◆ WHAT THE EXERCISE ASKS: Please reproduce the rows below line for line, leaving out the pictures.

################

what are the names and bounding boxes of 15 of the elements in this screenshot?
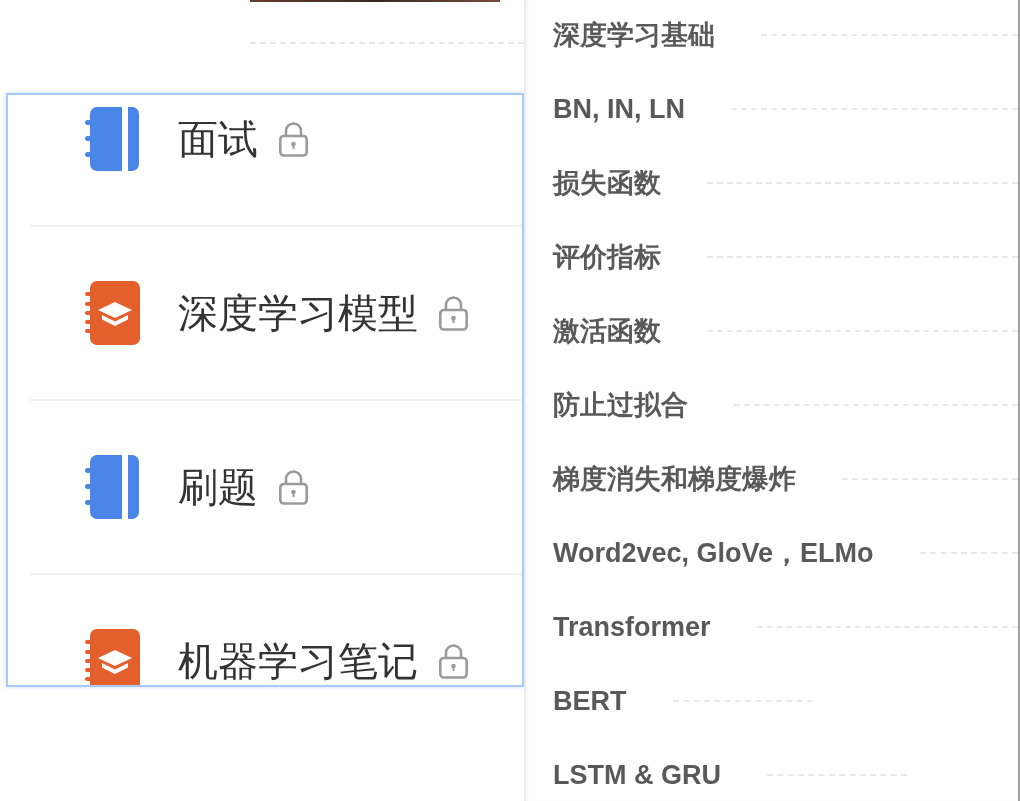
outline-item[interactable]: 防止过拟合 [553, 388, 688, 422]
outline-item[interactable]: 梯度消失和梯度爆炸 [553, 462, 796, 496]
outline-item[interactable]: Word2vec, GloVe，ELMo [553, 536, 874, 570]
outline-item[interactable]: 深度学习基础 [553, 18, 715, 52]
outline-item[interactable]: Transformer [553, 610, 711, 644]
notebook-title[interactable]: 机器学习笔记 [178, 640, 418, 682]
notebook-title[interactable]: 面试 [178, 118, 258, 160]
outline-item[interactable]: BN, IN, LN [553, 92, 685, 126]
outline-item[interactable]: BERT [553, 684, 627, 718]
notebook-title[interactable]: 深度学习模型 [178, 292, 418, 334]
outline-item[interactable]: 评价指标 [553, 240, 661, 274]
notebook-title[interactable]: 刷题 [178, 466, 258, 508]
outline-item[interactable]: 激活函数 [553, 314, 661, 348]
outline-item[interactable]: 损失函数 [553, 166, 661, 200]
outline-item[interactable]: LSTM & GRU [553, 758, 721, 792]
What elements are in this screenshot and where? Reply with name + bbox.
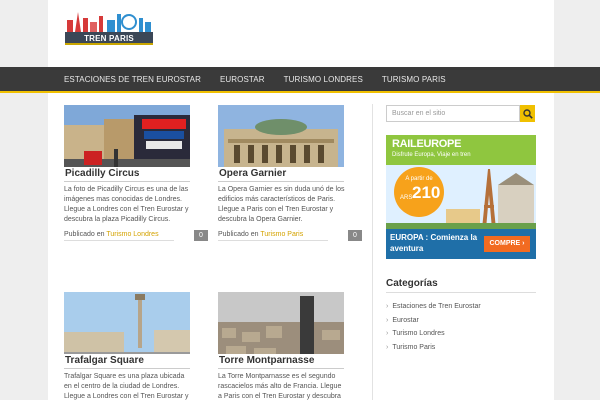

################

◆ TASK RESPONSE:
what are the names and bounding boxes of 15 of the elements in this screenshot?
outline-item[interactable]: 防止过拟合 [553, 388, 688, 422]
outline-item[interactable]: 梯度消失和梯度爆炸 [553, 462, 796, 496]
outline-item[interactable]: Word2vec, GloVe，ELMo [553, 536, 874, 570]
outline-item[interactable]: 深度学习基础 [553, 18, 715, 52]
outline-item[interactable]: Transformer [553, 610, 711, 644]
notebook-title[interactable]: 机器学习笔记 [178, 640, 418, 682]
notebook-title[interactable]: 面试 [178, 118, 258, 160]
outline-item[interactable]: BN, IN, LN [553, 92, 685, 126]
outline-item[interactable]: BERT [553, 684, 627, 718]
notebook-title[interactable]: 深度学习模型 [178, 292, 418, 334]
outline-item[interactable]: 评价指标 [553, 240, 661, 274]
notebook-title[interactable]: 刷题 [178, 466, 258, 508]
outline-item[interactable]: 激活函数 [553, 314, 661, 348]
outline-item[interactable]: 损失函数 [553, 166, 661, 200]
outline-item[interactable]: LSTM & GRU [553, 758, 721, 792]
What elements are in this screenshot and where? Reply with name + bbox.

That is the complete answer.